WHAT THIS TASK INVOLVES
Go through the listing and pick out each line with the word "Performance" in it.

SUPPLIED MATERIAL
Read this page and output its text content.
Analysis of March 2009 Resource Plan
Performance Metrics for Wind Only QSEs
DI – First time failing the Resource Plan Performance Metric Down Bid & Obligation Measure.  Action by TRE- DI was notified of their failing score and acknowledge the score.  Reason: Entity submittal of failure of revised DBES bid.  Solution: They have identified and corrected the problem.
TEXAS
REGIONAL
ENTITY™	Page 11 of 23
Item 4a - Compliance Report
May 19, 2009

COMPLETE OUTPUT
Performance Metrics for Wind Only QSEs
DI – First time failing the Resource Plan Performance Metric Down Bid & Obligation Measure.  Action by TRE- DI was notified of their failing score and acknowledge the score.  Reason: Entity submittal of failure of revised DBES bid.  Solution: They have identified and corrected the problem.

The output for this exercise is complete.